Short exercise:
All of the data needs to be repeated exactly.

Material supplied:

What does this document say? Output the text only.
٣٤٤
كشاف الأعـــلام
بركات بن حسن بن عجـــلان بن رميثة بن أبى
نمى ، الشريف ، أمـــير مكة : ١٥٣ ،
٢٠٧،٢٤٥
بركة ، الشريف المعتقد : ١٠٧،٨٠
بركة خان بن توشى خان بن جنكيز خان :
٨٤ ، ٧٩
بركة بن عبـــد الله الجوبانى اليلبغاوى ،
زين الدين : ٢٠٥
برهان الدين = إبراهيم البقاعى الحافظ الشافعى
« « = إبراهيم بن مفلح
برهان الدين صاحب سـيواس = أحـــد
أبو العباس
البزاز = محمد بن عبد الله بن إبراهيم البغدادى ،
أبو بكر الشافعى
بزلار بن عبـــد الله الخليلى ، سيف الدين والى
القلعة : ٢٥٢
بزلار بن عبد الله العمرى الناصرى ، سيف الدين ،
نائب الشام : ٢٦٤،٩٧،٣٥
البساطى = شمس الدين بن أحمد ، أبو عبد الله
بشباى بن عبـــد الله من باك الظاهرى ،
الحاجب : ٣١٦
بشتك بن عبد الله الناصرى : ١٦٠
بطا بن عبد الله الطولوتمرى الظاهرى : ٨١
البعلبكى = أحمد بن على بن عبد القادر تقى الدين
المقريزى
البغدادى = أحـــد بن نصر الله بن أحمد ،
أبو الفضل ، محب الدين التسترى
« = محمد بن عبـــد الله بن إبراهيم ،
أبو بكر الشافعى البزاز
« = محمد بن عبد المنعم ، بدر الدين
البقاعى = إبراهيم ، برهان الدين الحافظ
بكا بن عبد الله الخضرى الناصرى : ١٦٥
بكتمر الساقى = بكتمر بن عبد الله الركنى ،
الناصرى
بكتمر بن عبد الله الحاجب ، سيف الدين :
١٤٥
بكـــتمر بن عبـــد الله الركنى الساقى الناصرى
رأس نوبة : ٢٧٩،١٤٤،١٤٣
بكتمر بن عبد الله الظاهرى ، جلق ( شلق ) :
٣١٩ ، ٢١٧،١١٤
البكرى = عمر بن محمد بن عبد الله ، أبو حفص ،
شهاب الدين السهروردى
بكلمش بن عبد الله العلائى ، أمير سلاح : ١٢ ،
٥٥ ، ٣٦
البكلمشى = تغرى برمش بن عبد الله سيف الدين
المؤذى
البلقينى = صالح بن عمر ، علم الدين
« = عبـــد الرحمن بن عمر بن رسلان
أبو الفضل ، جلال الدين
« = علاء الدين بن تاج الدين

Exercise output:
What does this document say? Output the text only.
٣٤٤
كشاف الأعـــلام
بركات بن حسن بن عجـــلان بن رميثة بن أبى
نمى ، الشريف ، أمـــير مكة : ١٥٣ ،
٢٠٧،٢٤٥
بركة ، الشريف المعتقد : ١٠٧،٨٠
بركة خان بن توشى خان بن جنكيز خان :
٨٤ ، ٧٩
بركة بن عبـــد الله الجوبانى اليلبغاوى ،
زين الدين : ٢٠٥
برهان الدين = إبراهيم البقاعى الحافظ الشافعى
« « = إبراهيم بن مفلح
برهان الدين صاحب سـيواس = أحـــد
أبو العباس
البزاز = محمد بن عبد الله بن إبراهيم البغدادى ،
أبو بكر الشافعى
بزلار بن عبـــد الله الخليلى ، سيف الدين والى
القلعة : ٢٥٢
بزلار بن عبد الله العمرى الناصرى ، سيف الدين ،
نائب الشام : ٢٦٤،٩٧،٣٥
البساطى = شمس الدين بن أحمد ، أبو عبد الله
بشباى بن عبـــد الله من باك الظاهرى ،
الحاجب : ٣١٦
بشتك بن عبد الله الناصرى : ١٦٠
بطا بن عبد الله الطولوتمرى الظاهرى : ٨١
البعلبكى = أحمد بن على بن عبد القادر تقى الدين
المقريزى
البغدادى = أحـــد بن نصر الله بن أحمد ،
أبو الفضل ، محب الدين التسترى
« = محمد بن عبـــد الله بن إبراهيم ،
أبو بكر الشافعى البزاز
« = محمد بن عبد المنعم ، بدر الدين
البقاعى = إبراهيم ، برهان الدين الحافظ
بكا بن عبد الله الخضرى الناصرى : ١٦٥
بكتمر الساقى = بكتمر بن عبد الله الركنى ،
الناصرى
بكتمر بن عبد الله الحاجب ، سيف الدين :
١٤٥
بكـــتمر بن عبـــد الله الركنى الساقى الناصرى
رأس نوبة : ٢٧٩،١٤٤،١٤٣
بكتمر بن عبد الله الظاهرى ، جلق ( شلق ) :
٣١٩ ، ٢١٧،١١٤
البكرى = عمر بن محمد بن عبد الله ، أبو حفص ،
شهاب الدين السهروردى
بكلمش بن عبد الله العلائى ، أمير سلاح : ١٢ ،
٥٥ ، ٣٦
البكلمشى = تغرى برمش بن عبد الله سيف الدين
المؤذى
البلقينى = صالح بن عمر ، علم الدين
« = عبـــد الرحمن بن عمر بن رسلان
أبو الفضل ، جلال الدين
« = علاء الدين بن تاج الدين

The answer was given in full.